- [Instructions for the task]: Copy out each line of the material in which the word "Haykin" appears.
━━━━━ Data extract
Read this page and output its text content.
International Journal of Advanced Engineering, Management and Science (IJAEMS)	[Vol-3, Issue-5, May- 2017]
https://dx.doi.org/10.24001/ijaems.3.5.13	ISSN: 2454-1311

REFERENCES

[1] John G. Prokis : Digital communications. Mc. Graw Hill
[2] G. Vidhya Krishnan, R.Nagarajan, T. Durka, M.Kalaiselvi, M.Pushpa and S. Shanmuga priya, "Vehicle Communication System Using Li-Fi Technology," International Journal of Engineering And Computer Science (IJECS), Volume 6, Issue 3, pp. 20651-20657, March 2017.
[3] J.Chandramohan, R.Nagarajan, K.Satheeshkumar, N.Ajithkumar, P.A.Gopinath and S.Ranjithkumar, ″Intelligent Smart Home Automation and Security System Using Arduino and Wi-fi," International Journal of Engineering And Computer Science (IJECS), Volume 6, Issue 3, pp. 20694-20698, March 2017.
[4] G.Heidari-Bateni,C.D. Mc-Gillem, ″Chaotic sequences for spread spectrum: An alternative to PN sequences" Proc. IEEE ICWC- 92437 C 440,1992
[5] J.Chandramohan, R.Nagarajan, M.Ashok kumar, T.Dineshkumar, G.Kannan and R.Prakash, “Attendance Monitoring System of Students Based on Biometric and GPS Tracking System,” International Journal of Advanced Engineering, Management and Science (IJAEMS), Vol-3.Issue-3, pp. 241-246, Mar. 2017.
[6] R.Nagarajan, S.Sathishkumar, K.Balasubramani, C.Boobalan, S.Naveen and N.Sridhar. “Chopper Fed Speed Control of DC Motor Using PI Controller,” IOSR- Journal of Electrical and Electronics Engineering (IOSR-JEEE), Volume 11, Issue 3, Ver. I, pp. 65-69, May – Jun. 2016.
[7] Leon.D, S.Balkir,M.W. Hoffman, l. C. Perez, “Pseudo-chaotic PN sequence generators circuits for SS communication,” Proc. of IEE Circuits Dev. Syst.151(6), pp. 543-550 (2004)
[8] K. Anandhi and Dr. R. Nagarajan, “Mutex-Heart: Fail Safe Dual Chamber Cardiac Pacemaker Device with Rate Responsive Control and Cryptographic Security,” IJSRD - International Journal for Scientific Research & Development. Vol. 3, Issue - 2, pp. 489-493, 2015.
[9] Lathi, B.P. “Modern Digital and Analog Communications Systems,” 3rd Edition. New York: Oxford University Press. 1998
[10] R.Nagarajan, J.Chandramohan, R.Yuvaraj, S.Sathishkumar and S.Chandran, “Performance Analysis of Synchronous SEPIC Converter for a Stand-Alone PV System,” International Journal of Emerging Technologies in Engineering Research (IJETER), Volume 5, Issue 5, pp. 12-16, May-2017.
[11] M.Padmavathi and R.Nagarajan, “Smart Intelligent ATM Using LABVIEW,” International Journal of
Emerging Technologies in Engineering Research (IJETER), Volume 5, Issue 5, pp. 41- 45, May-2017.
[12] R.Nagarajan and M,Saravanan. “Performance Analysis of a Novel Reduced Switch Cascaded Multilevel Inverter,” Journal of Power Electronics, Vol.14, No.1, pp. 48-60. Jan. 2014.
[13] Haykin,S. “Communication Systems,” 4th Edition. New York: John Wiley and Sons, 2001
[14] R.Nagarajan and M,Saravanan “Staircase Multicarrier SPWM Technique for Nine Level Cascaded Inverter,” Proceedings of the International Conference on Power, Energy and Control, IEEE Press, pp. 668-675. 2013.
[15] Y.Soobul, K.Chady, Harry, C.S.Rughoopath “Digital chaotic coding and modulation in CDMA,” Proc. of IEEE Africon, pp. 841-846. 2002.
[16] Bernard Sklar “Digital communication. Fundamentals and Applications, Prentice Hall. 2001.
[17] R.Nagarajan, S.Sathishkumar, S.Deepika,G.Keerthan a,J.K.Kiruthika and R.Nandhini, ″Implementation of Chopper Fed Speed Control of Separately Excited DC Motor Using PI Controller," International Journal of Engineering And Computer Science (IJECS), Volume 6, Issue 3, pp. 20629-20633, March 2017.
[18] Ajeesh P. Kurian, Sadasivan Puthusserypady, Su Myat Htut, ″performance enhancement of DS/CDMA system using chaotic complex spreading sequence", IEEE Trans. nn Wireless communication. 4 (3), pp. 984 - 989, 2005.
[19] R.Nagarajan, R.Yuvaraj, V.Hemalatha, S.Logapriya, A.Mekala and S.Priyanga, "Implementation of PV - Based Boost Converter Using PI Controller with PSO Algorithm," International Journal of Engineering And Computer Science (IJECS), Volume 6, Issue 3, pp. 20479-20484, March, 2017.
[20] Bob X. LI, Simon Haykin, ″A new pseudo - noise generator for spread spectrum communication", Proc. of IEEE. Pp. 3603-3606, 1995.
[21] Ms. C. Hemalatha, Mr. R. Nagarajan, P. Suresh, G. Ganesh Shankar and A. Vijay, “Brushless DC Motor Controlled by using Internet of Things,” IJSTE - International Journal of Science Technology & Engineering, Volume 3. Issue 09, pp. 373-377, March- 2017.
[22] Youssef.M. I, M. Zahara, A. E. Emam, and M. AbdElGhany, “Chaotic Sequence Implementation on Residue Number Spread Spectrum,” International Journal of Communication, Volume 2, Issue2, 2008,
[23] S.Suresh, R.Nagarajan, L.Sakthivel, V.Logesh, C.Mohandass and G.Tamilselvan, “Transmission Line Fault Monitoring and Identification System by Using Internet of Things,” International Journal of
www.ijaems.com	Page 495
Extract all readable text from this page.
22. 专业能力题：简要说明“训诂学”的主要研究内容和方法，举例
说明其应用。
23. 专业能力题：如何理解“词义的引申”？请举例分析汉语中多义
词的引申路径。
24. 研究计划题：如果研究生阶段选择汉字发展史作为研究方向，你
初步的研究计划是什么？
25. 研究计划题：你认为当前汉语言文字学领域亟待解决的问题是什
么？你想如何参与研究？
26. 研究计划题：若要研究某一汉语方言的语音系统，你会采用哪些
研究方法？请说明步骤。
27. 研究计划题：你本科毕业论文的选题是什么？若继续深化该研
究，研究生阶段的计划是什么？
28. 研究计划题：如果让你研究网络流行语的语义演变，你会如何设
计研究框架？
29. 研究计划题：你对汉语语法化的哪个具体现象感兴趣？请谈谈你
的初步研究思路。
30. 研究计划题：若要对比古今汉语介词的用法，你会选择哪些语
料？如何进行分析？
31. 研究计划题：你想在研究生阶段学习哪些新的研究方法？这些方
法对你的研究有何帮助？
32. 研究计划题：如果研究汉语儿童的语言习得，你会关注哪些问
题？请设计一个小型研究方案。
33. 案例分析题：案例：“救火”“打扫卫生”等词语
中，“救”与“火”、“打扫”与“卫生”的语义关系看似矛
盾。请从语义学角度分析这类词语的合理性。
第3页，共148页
━━━━━━━━━━
- [The output]:
[13] Haykin,S. “Communication Systems,” 4th Edition. New York: John Wiley and Sons, 2001
[20] Bob X. LI, Simon Haykin, ″A new pseudo - noise generator for spread spectrum communication", Proc. of IEEE. Pp. 3603-3606, 1995.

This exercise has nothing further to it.